Problem statement → What is the number of lines holding the word "this"? Give that number alone.

(Excerpt from a dataset)
--------------------------------

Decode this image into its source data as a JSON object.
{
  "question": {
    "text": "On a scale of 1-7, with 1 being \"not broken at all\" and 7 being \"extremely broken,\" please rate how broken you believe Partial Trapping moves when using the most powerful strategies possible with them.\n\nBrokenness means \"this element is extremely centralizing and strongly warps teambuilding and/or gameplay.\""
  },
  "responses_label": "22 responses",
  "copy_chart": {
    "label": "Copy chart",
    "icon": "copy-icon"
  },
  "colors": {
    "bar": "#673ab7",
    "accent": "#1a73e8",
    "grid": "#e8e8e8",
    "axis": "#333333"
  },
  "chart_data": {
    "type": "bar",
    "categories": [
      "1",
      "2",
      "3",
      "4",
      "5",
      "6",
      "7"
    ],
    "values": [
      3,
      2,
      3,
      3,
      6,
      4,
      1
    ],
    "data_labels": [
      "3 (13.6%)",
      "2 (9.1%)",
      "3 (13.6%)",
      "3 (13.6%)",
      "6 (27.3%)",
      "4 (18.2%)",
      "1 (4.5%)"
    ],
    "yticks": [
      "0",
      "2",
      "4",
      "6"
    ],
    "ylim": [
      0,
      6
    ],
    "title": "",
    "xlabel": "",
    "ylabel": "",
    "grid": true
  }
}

--------------------------------

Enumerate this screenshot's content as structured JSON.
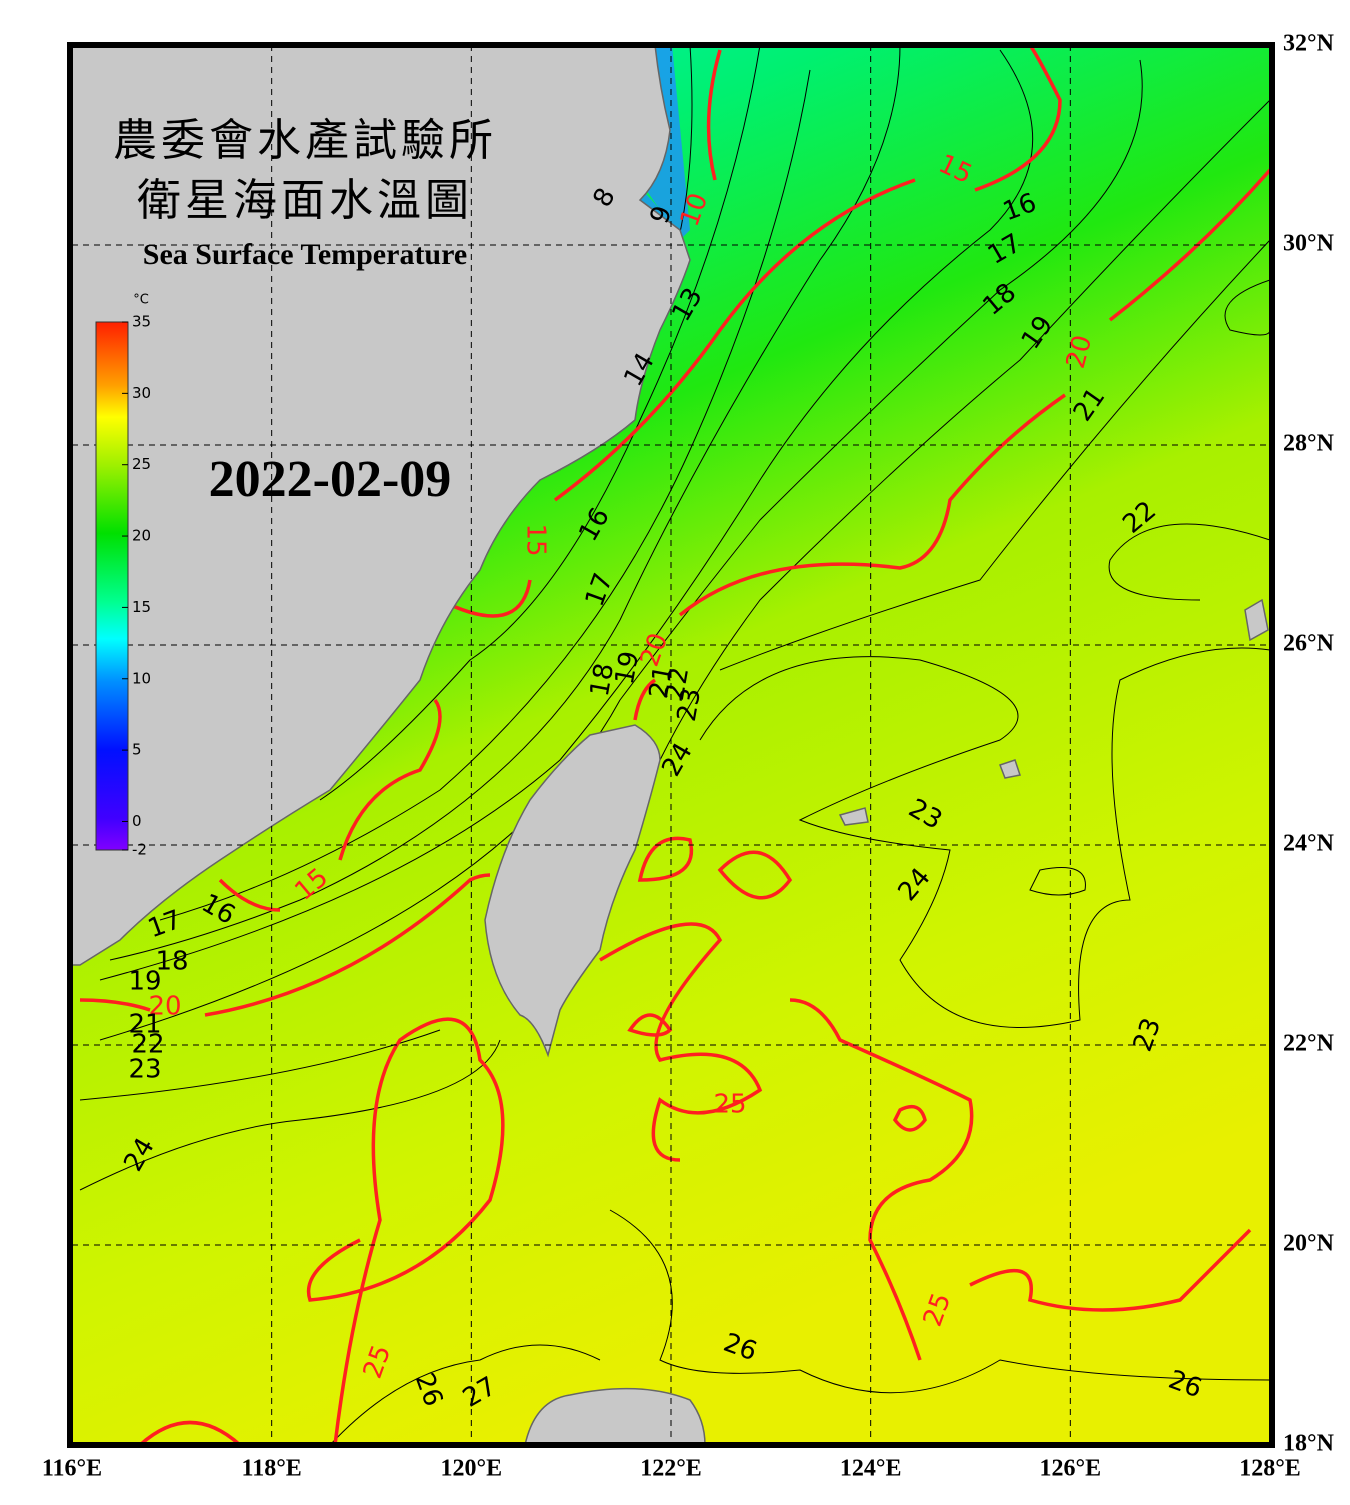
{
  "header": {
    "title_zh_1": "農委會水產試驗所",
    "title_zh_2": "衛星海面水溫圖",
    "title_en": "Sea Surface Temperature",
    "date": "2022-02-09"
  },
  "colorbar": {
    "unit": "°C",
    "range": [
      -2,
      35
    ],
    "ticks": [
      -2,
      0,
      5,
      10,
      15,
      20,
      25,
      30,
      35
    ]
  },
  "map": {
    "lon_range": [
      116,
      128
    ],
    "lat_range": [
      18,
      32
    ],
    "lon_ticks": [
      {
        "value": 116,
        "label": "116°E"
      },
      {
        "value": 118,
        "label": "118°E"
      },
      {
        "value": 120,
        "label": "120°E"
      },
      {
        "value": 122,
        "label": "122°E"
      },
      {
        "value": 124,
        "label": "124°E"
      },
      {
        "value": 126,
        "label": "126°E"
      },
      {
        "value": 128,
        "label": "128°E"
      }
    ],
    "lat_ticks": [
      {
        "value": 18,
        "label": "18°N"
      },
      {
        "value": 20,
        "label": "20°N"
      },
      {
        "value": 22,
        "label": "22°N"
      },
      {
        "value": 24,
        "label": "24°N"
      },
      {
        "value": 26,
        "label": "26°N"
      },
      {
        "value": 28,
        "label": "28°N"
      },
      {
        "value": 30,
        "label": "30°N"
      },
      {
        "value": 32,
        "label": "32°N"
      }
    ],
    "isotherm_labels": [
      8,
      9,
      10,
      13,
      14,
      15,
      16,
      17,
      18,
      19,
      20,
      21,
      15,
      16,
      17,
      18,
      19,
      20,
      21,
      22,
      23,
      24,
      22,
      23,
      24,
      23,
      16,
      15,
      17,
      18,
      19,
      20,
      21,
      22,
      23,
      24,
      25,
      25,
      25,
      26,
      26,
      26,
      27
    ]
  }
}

--------------------------------

The result → 3